Selected excerpt
The pro-life campaign has clearly identified the core values of its constituents of family, faith, and freedom, and messages to those values. FRC releases press releases that frame abortion issues as issues of family and raising new families with new children (21,22). These press releases do speak to abortion and abortion issues, but they are packaged with family values at its core. Abortion is not mentioned in their mission statement. The family values focus creates a strong message that can broaden the appeal of the message, and stay with the audience because it is attached to their core values.

The pro-choice movement attempts to identify with the message of choice as a core value but falters in execution. NARAL has created a “What is Choice?” campaign to highlighting pro-choice as “protecting women’s access to safe, legal abortion.” NARAL highlights a pro-choice and anti-choice dichotomy. NOW’s mission statement states reproductive rights are beyond choice and are a matter of “life and death.” Their mission lists goals to increase access to birth control and reproductive services and fails to follow through on the messaging of choice as a core value. They are advertising the choice of health which is parochial and health focused and missing advertising core values, like choice or freedom. Worse, by not addressing the family values messaging of their opponents, pro-choice advocates are trapped with a health issue (abortion), while their competition operates with expansive core value level (family, freedom, faith).

Required action 1
Reproduce the stretch of the passage on abortion-campaign messaging from "The pro-life campaign" through "their core values." word for word.
Required action 2
Summarize the passage on abortion-campaign messaging in two sentences.
Required action 3
Continue the passage on abortion-campaign messaging from where it stops.

Data records
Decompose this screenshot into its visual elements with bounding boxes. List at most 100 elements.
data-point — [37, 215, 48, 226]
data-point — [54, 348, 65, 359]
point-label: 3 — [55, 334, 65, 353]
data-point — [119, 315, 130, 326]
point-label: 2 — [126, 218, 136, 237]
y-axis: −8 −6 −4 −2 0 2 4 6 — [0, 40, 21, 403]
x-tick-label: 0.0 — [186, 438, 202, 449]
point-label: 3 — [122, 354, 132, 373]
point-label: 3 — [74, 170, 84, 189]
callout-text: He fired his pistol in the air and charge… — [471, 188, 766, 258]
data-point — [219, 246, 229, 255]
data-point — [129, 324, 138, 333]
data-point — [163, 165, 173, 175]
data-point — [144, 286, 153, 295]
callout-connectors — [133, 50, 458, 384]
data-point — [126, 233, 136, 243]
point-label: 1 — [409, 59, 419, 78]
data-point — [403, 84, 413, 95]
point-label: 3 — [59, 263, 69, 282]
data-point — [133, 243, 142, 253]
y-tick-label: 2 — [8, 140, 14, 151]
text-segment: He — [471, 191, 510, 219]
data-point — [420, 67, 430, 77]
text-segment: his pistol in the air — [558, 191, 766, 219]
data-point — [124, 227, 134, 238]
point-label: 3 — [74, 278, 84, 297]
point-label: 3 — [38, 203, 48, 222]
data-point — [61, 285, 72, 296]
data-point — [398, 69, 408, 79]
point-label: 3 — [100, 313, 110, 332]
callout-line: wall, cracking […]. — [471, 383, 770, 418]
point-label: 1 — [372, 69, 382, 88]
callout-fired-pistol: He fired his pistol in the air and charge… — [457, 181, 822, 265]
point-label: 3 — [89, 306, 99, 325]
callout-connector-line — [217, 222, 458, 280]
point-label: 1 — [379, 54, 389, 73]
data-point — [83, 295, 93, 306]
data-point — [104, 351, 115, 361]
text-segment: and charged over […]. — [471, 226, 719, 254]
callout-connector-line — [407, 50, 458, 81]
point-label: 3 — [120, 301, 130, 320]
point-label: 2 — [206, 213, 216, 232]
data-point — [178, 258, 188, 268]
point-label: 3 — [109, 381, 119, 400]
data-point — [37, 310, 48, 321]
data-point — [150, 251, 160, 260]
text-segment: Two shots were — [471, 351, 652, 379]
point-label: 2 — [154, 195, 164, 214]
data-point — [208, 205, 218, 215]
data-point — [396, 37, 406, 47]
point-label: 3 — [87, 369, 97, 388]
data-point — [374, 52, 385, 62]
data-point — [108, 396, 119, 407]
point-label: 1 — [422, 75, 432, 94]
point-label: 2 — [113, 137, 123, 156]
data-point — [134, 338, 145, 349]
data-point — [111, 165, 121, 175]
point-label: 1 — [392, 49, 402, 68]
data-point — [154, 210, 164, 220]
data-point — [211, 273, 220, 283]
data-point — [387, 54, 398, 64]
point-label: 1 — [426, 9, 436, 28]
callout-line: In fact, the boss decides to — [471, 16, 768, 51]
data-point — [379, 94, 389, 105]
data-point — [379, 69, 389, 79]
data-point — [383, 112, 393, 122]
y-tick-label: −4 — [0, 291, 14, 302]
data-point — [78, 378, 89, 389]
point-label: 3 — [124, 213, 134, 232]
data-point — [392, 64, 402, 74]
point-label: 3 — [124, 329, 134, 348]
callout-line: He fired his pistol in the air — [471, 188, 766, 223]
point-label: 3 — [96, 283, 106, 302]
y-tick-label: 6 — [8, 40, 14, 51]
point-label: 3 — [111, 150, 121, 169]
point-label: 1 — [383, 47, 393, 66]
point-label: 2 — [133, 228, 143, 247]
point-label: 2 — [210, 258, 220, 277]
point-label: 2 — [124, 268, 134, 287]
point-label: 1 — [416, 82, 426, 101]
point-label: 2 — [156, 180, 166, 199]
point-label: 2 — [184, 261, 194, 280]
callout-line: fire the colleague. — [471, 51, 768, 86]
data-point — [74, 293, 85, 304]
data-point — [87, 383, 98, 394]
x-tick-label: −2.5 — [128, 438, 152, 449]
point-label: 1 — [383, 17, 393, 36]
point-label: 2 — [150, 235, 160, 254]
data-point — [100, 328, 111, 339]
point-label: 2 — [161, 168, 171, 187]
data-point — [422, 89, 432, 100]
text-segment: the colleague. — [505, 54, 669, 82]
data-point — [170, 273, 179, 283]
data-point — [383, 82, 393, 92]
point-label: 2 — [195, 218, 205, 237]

Output 1
The pro-life campaign has clearly identified the core values of its constituents of family, faith, and freedom, and messages to those values. FRC releases press releases that frame abortion issues as issues of family and raising new families with new children (21,22). These press releases do speak to abortion and abortion issues, but they are packaged with family values at its core. Abortion is not mentioned in their mission statement. The family values focus creates a strong message that can broaden the appeal of the message, and stay with the audience because it is attached to their core values.

Output 2
The pro-life campaign, as seen in FRC's press releases, frames abortion around its constituents' core values of family, faith, and freedom, which broadens its appeal and keeps the message with its audience. The pro-choice movement tries to claim choice as a core value but falters in execution, with NOW's mission focused on health and access, leaving its advocates trapped with a health issue while their opponents work at the level of core values.

Output 3
Lifestyle associations are also problematic for the pro-choice campaign. Pro-choice has identified their issue as a cause that must be sustained, even though it is reactive to current political climates. It is difficult for consumers to identify with the choice message beyond the abortion and reproductive rights setting because advocates make this the issue focus and center their activities on protests and lobbying for these causes. Pro-life advocates focus on family, freedom, and faith and make that the rallying cry for lobbying and protests, but also for how they live their everyday lives. The FRC website has social and commercial aspects, for communicating and shopping, which are part of the overall platform. The message is one of a lifestyle, not just a cause.

Social Marketing and Branding in the Abortion Debate

The third criticism of the pro-choice campaign is their failure to establish an overarching brand relationship with the consumer. “Branded communication s provide a distinctive strategy to alter the perceived costs and benefits associated” with health behaviors and the appeal of those behaviors (23). Brands are based on associations with the brand and the consumer to develop “brand equity” and identity that exists outside of advertising communications (23). Reviews of branding campaigns found rapid growth, but some campaigns underdeveloped in terms of their planning and execution (24). Abortion and reproductive rights are unique public health topic in that abortion rights advocates face direct competition from other non-commercial sources. The non-commercial competition makes brand theory even more important, as there are separate public interest groups competing for legislation and public opinion, in addition to potential commercial interests.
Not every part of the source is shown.